───── Given information

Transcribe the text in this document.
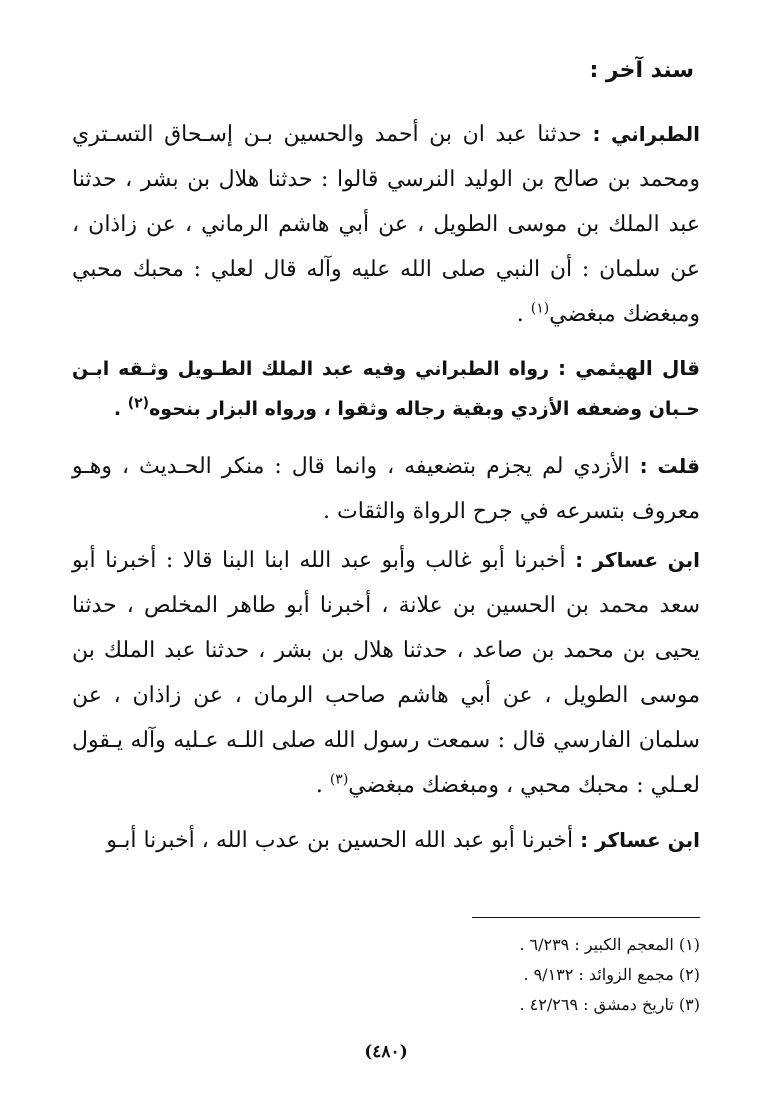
سند آخر :

الطبراني : حدثنا عبد ان بن أحمد والحسين بـن إسـحاق التسـتري ومحمد بن صالح بن الوليد النرسي قالوا : حدثنا هلال بن بشر ، حدثنا عبد الملك بن موسى الطويل ، عن أبي هاشم الرماني ، عن زاذان ، عن سلمان : أن النبي صلى الله عليه وآله قال لعلي : محبك محبي ومبغضك مبغضي$^{(١)}$ .

قال الهيثمي : رواه الطبراني وفيه عبد الملك الطـويل وثـقه ابـن حـبان وضعفه الأزدي وبقية رجاله وثقوا ، ورواه البزار بنحوه$^{(٢)}$ .

قلت : الأزدي لم يجزم بتضعيفه ، وانما قال : منكر الحـديث ، وهـو معروف بتسرعه في جرح الرواة والثقات .

ابن عساكر : أخبرنا أبو غالب وأبو عبد الله ابنا البنا قالا : أخبرنا أبو سعد محمد بن الحسين بن علانة ، أخبرنا أبو طاهر المخلص ، حدثنا يحيى بن محمد بن صاعد ، حدثنا هلال بن بشر ، حدثنا عبد الملك بن موسى الطويل ، عن أبي هاشم صاحب الرمان ، عن زاذان ، عن سلمان الفارسي قال : سمعت رسول الله صلى اللـه عـليه وآله يـقول لعـلي : محبك محبي ، ومبغضك مبغضي$^{(٣)}$ .

ابن عساكر : أخبرنا أبو عبد الله الحسين بن عدب الله ، أخبرنا أبـو

(١) المعجم الكبير : ٦/٢٣٩ .
(٢) مجمع الزوائد : ٩/١٣٢ .
(٣) تاريخ دمشق : ٤٢/٢٦٩ .
(٤٨٠)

──────────

Exercise details: Copy whichever lines in the listing above contain the word "عساكر".

Expected answer:
ابن عساكر : أخبرنا أبو غالب وأبو عبد الله ابنا البنا قالا : أخبرنا أبو سعد محمد بن الحسين بن علانة ، أخبرنا أبو طاهر المخلص ، حدثنا يحيى بن محمد بن صاعد ، حدثنا هلال بن بشر ، حدثنا عبد الملك بن موسى الطويل ، عن أبي هاشم صاحب الرمان ، عن زاذان ، عن سلمان الفارسي قال : سمعت رسول الله صلى اللـه عـليه وآله يـقول لعـلي : محبك محبي ، ومبغضك مبغضي$^{(٣)}$ .
ابن عساكر : أخبرنا أبو عبد الله الحسين بن عدب الله ، أخبرنا أبـو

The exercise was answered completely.